HOW TO COMPLETE THIS TASK: Print the data exactly as it appears, keeping every word.

RECORDS PROVIDED:
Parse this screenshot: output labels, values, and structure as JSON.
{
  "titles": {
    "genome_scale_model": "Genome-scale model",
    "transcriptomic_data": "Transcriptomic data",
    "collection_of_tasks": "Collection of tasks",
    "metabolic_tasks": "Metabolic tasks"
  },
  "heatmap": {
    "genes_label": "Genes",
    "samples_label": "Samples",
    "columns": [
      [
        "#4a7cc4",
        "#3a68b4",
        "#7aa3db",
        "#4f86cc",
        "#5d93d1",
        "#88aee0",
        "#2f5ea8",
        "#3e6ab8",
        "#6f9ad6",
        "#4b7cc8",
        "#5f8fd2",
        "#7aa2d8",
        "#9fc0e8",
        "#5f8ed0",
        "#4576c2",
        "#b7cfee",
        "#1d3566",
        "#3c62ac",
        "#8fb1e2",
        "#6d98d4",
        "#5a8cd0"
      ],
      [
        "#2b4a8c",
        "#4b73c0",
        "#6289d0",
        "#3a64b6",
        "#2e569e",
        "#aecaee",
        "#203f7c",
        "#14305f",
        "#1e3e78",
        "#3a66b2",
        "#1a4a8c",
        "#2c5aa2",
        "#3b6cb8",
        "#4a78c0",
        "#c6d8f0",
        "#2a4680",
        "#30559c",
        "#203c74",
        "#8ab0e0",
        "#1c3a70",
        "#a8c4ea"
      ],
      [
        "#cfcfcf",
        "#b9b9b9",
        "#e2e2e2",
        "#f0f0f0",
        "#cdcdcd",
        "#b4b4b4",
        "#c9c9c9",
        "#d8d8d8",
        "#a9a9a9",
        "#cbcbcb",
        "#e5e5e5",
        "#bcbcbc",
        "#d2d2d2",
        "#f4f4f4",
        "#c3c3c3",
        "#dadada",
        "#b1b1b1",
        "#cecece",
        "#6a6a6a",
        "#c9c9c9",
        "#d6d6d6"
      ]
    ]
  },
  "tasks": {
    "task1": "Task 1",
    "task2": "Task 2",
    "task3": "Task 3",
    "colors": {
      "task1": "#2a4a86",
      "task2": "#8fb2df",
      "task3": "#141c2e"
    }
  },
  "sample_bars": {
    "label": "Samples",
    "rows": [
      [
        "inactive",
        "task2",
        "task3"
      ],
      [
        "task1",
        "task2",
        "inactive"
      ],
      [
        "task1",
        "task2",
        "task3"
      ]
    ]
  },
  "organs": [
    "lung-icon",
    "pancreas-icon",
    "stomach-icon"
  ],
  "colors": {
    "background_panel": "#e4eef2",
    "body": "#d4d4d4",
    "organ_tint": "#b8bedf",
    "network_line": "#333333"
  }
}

ANSWER TO THIS EXERCISE:
Parse this screenshot: output labels, values, and structure as JSON.
{
  "titles": {
    "genome_scale_model": "Genome-scale model",
    "transcriptomic_data": "Transcriptomic data",
    "collection_of_tasks": "Collection of tasks",
    "metabolic_tasks": "Metabolic tasks"
  },
  "heatmap": {
    "genes_label": "Genes",
    "samples_label": "Samples",
    "columns": [
      [
        "#4a7cc4",
        "#3a68b4",
        "#7aa3db",
        "#4f86cc",
        "#5d93d1",
        "#88aee0",
        "#2f5ea8",
        "#3e6ab8",
        "#6f9ad6",
        "#4b7cc8",
        "#5f8fd2",
        "#7aa2d8",
        "#9fc0e8",
        "#5f8ed0",
        "#4576c2",
        "#b7cfee",
        "#1d3566",
        "#3c62ac",
        "#8fb1e2",
        "#6d98d4",
        "#5a8cd0"
      ],
      [
        "#2b4a8c",
        "#4b73c0",
        "#6289d0",
        "#3a64b6",
        "#2e569e",
        "#aecaee",
        "#203f7c",
        "#14305f",
        "#1e3e78",
        "#3a66b2",
        "#1a4a8c",
        "#2c5aa2",
        "#3b6cb8",
        "#4a78c0",
        "#c6d8f0",
        "#2a4680",
        "#30559c",
        "#203c74",
        "#8ab0e0",
        "#1c3a70",
        "#a8c4ea"
      ],
      [
        "#cfcfcf",
        "#b9b9b9",
        "#e2e2e2",
        "#f0f0f0",
        "#cdcdcd",
        "#b4b4b4",
        "#c9c9c9",
        "#d8d8d8",
        "#a9a9a9",
        "#cbcbcb",
        "#e5e5e5",
        "#bcbcbc",
        "#d2d2d2",
        "#f4f4f4",
        "#c3c3c3",
        "#dadada",
        "#b1b1b1",
        "#cecece",
        "#6a6a6a",
        "#c9c9c9",
        "#d6d6d6"
      ]
    ]
  },
  "tasks": {
    "task1": "Task 1",
    "task2": "Task 2",
    "task3": "Task 3",
    "colors": {
      "task1": "#2a4a86",
      "task2": "#8fb2df",
      "task3": "#141c2e"
    }
  },
  "sample_bars": {
    "label": "Samples",
    "rows": [
      [
        "inactive",
        "task2",
        "task3"
      ],
      [
        "task1",
        "task2",
        "inactive"
      ],
      [
        "task1",
        "task2",
        "task3"
      ]
    ]
  },
  "organs": [
    "lung-icon",
    "pancreas-icon",
    "stomach-icon"
  ],
  "colors": {
    "background_panel": "#e4eef2",
    "body": "#d4d4d4",
    "organ_tint": "#b8bedf",
    "network_line": "#333333"
  }
}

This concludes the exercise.